__Exercise directions__:
Every record that follows must be duplicated exactly, with images left out.

__Records for this exercise__:
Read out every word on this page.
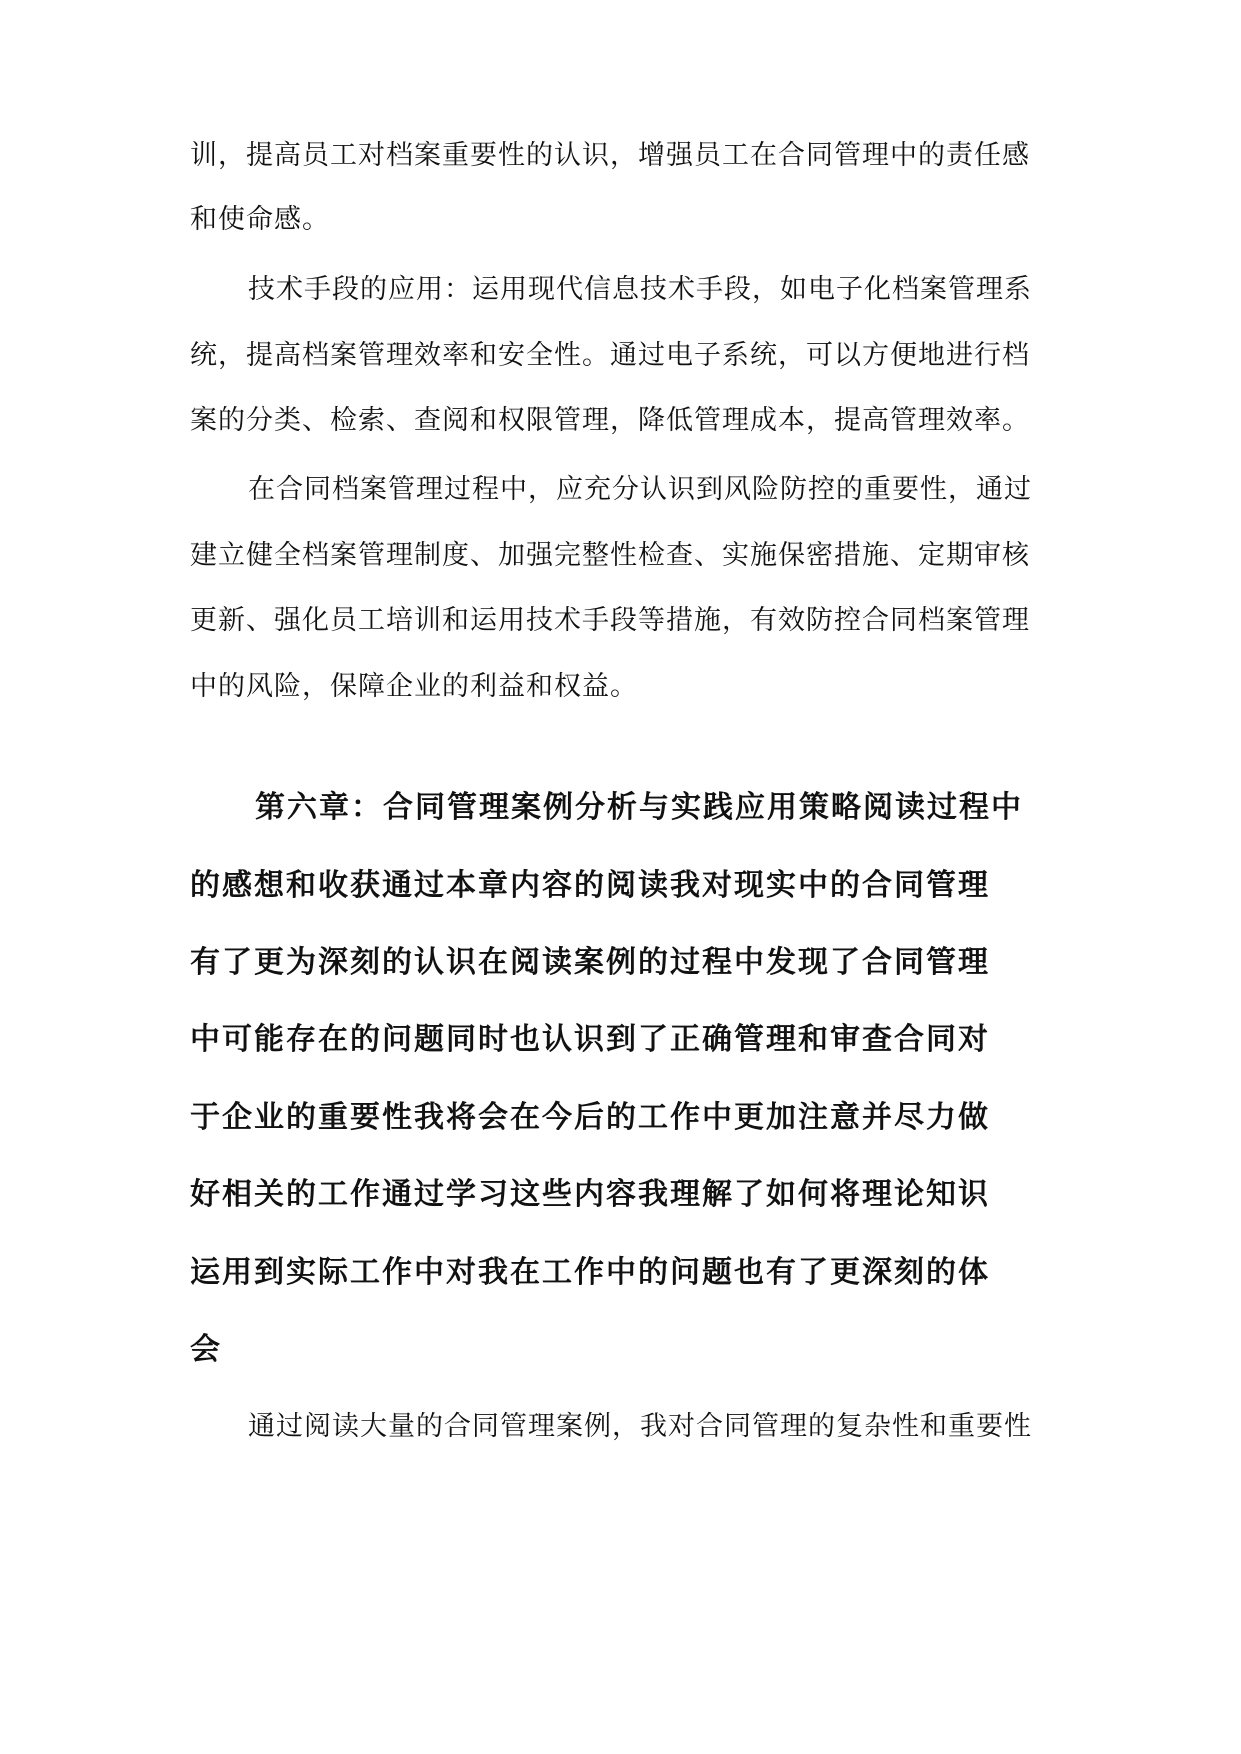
训，提高员工对档案重要性的认识，增强员工在合同管理中的责任感

和使命感。

技术手段的应用：运用现代信息技术手段，如电子化档案管理系

统，提高档案管理效率和安全性。通过电子系统，可以方便地进行档

案的分类、检索、查阅和权限管理，降低管理成本，提高管理效率。

在合同档案管理过程中，应充分认识到风险防控的重要性，通过

建立健全档案管理制度、加强完整性检查、实施保密措施、定期审核

更新、强化员工培训和运用技术手段等措施，有效防控合同档案管理

中的风险，保障企业的利益和权益。

第六章：合同管理案例分析与实践应用策略阅读过程中

的感想和收获通过本章内容的阅读我对现实中的合同管理

有了更为深刻的认识在阅读案例的过程中发现了合同管理

中可能存在的问题同时也认识到了正确管理和审查合同对

于企业的重要性我将会在今后的工作中更加注意并尽力做

好相关的工作通过学习这些内容我理解了如何将理论知识

运用到实际工作中对我在工作中的问题也有了更深刻的体

会

通过阅读大量的合同管理案例，我对合同管理的复杂性和重要性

__Reply to the exercise__:
Read out every word on this page.
训，提高员工对档案重要性的认识，增强员工在合同管理中的责任感

和使命感。

技术手段的应用：运用现代信息技术手段，如电子化档案管理系

统，提高档案管理效率和安全性。通过电子系统，可以方便地进行档

案的分类、检索、查阅和权限管理，降低管理成本，提高管理效率。

在合同档案管理过程中，应充分认识到风险防控的重要性，通过

建立健全档案管理制度、加强完整性检查、实施保密措施、定期审核

更新、强化员工培训和运用技术手段等措施，有效防控合同档案管理

中的风险，保障企业的利益和权益。

第六章：合同管理案例分析与实践应用策略阅读过程中

的感想和收获通过本章内容的阅读我对现实中的合同管理

有了更为深刻的认识在阅读案例的过程中发现了合同管理

中可能存在的问题同时也认识到了正确管理和审查合同对

于企业的重要性我将会在今后的工作中更加注意并尽力做

好相关的工作通过学习这些内容我理解了如何将理论知识

运用到实际工作中对我在工作中的问题也有了更深刻的体

会

通过阅读大量的合同管理案例，我对合同管理的复杂性和重要性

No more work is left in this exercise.